(Records contained in a dataset)
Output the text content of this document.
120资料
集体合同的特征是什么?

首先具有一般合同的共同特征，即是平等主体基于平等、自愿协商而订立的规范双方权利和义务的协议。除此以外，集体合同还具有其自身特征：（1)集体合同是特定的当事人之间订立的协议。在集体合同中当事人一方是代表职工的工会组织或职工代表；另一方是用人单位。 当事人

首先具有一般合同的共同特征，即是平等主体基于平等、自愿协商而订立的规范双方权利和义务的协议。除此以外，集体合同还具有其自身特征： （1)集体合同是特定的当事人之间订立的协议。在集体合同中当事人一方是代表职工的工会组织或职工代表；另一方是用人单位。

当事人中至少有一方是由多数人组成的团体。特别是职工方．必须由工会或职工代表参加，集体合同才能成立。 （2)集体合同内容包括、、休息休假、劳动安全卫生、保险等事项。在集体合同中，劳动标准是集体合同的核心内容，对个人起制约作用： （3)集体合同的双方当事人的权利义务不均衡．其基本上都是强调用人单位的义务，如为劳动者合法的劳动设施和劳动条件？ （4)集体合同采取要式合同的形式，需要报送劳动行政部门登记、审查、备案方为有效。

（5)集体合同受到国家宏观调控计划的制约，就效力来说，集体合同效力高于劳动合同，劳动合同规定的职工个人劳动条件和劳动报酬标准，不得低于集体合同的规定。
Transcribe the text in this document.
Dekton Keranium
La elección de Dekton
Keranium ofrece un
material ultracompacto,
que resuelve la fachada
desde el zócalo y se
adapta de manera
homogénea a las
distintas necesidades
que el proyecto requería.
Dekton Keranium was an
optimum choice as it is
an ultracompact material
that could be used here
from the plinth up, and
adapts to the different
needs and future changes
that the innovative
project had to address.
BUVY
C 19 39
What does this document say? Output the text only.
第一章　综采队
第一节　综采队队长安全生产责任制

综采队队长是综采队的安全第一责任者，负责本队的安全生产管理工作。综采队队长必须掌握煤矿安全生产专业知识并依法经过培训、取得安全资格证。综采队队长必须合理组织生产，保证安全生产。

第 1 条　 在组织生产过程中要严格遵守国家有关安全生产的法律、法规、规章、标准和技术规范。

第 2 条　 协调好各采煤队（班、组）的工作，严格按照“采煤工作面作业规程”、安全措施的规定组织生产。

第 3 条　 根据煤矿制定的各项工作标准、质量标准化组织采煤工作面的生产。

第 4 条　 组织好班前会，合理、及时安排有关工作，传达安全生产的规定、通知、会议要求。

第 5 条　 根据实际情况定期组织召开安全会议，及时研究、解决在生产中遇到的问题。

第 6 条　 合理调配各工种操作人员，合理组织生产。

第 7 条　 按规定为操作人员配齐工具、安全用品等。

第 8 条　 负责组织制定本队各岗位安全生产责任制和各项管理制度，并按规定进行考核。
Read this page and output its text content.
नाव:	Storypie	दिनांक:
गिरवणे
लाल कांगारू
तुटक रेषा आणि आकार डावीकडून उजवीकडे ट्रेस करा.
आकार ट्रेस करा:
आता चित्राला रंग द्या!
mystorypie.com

Objective = Write out, word for word, every line from the one containing "What does this" through the last line of the records above.

Final result =
What does this document say? Output the text only.
第一章　综采队
第一节　综采队队长安全生产责任制

综采队队长是综采队的安全第一责任者，负责本队的安全生产管理工作。综采队队长必须掌握煤矿安全生产专业知识并依法经过培训、取得安全资格证。综采队队长必须合理组织生产，保证安全生产。

第 1 条　 在组织生产过程中要严格遵守国家有关安全生产的法律、法规、规章、标准和技术规范。

第 2 条　 协调好各采煤队（班、组）的工作，严格按照“采煤工作面作业规程”、安全措施的规定组织生产。

第 3 条　 根据煤矿制定的各项工作标准、质量标准化组织采煤工作面的生产。

第 4 条　 组织好班前会，合理、及时安排有关工作，传达安全生产的规定、通知、会议要求。

第 5 条　 根据实际情况定期组织召开安全会议，及时研究、解决在生产中遇到的问题。

第 6 条　 合理调配各工种操作人员，合理组织生产。

第 7 条　 按规定为操作人员配齐工具、安全用品等。

第 8 条　 负责组织制定本队各岗位安全生产责任制和各项管理制度，并按规定进行考核。
Read this page and output its text content.
नाव:	Storypie	दिनांक:
गिरवणे
लाल कांगारू
तुटक रेषा आणि आकार डावीकडून उजवीकडे ट्रेस करा.
आकार ट्रेस करा:
आता चित्राला रंग द्या!
mystorypie.com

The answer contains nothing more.